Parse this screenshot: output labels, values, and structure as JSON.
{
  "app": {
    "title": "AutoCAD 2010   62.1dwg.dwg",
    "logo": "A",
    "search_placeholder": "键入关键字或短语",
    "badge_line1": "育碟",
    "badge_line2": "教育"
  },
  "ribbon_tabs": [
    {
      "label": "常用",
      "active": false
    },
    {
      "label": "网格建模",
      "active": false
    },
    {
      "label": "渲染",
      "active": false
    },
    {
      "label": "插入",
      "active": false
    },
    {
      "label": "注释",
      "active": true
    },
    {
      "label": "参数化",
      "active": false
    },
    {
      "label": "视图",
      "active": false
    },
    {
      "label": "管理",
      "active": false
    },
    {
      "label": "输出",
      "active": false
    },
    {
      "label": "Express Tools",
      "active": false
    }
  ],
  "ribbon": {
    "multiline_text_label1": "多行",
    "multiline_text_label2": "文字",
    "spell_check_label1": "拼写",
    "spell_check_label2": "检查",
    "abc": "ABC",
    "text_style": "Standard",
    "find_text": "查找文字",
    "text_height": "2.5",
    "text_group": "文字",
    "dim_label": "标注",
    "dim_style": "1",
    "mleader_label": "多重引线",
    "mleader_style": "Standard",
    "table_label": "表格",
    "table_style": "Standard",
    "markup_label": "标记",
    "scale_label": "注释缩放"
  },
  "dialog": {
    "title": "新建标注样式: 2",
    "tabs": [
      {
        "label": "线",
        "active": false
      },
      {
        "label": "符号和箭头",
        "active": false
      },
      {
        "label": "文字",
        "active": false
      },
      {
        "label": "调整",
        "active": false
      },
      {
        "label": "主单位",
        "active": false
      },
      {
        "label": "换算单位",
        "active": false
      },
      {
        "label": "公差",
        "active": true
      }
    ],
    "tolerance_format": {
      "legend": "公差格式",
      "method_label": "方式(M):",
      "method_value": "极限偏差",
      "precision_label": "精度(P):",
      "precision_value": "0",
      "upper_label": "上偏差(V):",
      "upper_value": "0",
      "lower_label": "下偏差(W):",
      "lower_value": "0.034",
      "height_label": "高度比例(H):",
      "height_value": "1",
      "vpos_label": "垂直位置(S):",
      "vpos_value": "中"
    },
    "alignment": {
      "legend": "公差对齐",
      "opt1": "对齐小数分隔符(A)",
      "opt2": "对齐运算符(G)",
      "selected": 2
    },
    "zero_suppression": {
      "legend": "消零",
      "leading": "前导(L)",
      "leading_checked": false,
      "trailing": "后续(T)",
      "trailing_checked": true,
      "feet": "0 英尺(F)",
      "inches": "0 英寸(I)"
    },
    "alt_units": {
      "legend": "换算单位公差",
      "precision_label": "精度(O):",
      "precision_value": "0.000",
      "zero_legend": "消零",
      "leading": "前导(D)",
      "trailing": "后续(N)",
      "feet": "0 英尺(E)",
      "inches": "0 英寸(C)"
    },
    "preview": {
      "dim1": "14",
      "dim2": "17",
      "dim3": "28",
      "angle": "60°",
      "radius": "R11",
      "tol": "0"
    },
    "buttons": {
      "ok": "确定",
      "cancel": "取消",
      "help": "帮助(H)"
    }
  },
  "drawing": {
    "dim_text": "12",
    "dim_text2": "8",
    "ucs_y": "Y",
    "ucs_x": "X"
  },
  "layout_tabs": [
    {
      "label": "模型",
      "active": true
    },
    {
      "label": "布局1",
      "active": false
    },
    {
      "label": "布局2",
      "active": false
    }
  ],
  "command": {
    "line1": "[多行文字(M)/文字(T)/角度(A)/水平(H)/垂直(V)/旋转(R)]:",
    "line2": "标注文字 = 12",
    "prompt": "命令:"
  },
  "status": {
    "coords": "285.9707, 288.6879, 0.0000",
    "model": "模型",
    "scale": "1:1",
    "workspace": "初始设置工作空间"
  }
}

*****

> [WORK TO DO]: Return all the data above once more, precisely as given.

> [TASK RESULT]:
Parse this screenshot: output labels, values, and structure as JSON.
{
  "app": {
    "title": "AutoCAD 2010   62.1dwg.dwg",
    "logo": "A",
    "search_placeholder": "键入关键字或短语",
    "badge_line1": "育碟",
    "badge_line2": "教育"
  },
  "ribbon_tabs": [
    {
      "label": "常用",
      "active": false
    },
    {
      "label": "网格建模",
      "active": false
    },
    {
      "label": "渲染",
      "active": false
    },
    {
      "label": "插入",
      "active": false
    },
    {
      "label": "注释",
      "active": true
    },
    {
      "label": "参数化",
      "active": false
    },
    {
      "label": "视图",
      "active": false
    },
    {
      "label": "管理",
      "active": false
    },
    {
      "label": "输出",
      "active": false
    },
    {
      "label": "Express Tools",
      "active": false
    }
  ],
  "ribbon": {
    "multiline_text_label1": "多行",
    "multiline_text_label2": "文字",
    "spell_check_label1": "拼写",
    "spell_check_label2": "检查",
    "abc": "ABC",
    "text_style": "Standard",
    "find_text": "查找文字",
    "text_height": "2.5",
    "text_group": "文字",
    "dim_label": "标注",
    "dim_style": "1",
    "mleader_label": "多重引线",
    "mleader_style": "Standard",
    "table_label": "表格",
    "table_style": "Standard",
    "markup_label": "标记",
    "scale_label": "注释缩放"
  },
  "dialog": {
    "title": "新建标注样式: 2",
    "tabs": [
      {
        "label": "线",
        "active": false
      },
      {
        "label": "符号和箭头",
        "active": false
      },
      {
        "label": "文字",
        "active": false
      },
      {
        "label": "调整",
        "active": false
      },
      {
        "label": "主单位",
        "active": false
      },
      {
        "label": "换算单位",
        "active": false
      },
      {
        "label": "公差",
        "active": true
      }
    ],
    "tolerance_format": {
      "legend": "公差格式",
      "method_label": "方式(M):",
      "method_value": "极限偏差",
      "precision_label": "精度(P):",
      "precision_value": "0",
      "upper_label": "上偏差(V):",
      "upper_value": "0",
      "lower_label": "下偏差(W):",
      "lower_value": "0.034",
      "height_label": "高度比例(H):",
      "height_value": "1",
      "vpos_label": "垂直位置(S):",
      "vpos_value": "中"
    },
    "alignment": {
      "legend": "公差对齐",
      "opt1": "对齐小数分隔符(A)",
      "opt2": "对齐运算符(G)",
      "selected": 2
    },
    "zero_suppression": {
      "legend": "消零",
      "leading": "前导(L)",
      "leading_checked": false,
      "trailing": "后续(T)",
      "trailing_checked": true,
      "feet": "0 英尺(F)",
      "inches": "0 英寸(I)"
    },
    "alt_units": {
      "legend": "换算单位公差",
      "precision_label": "精度(O):",
      "precision_value": "0.000",
      "zero_legend": "消零",
      "leading": "前导(D)",
      "trailing": "后续(N)",
      "feet": "0 英尺(E)",
      "inches": "0 英寸(C)"
    },
    "preview": {
      "dim1": "14",
      "dim2": "17",
      "dim3": "28",
      "angle": "60°",
      "radius": "R11",
      "tol": "0"
    },
    "buttons": {
      "ok": "确定",
      "cancel": "取消",
      "help": "帮助(H)"
    }
  },
  "drawing": {
    "dim_text": "12",
    "dim_text2": "8",
    "ucs_y": "Y",
    "ucs_x": "X"
  },
  "layout_tabs": [
    {
      "label": "模型",
      "active": true
    },
    {
      "label": "布局1",
      "active": false
    },
    {
      "label": "布局2",
      "active": false
    }
  ],
  "command": {
    "line1": "[多行文字(M)/文字(T)/角度(A)/水平(H)/垂直(V)/旋转(R)]:",
    "line2": "标注文字 = 12",
    "prompt": "命令:"
  },
  "status": {
    "coords": "285.9707, 288.6879, 0.0000",
    "model": "模型",
    "scale": "1:1",
    "workspace": "初始设置工作空间"
  }
}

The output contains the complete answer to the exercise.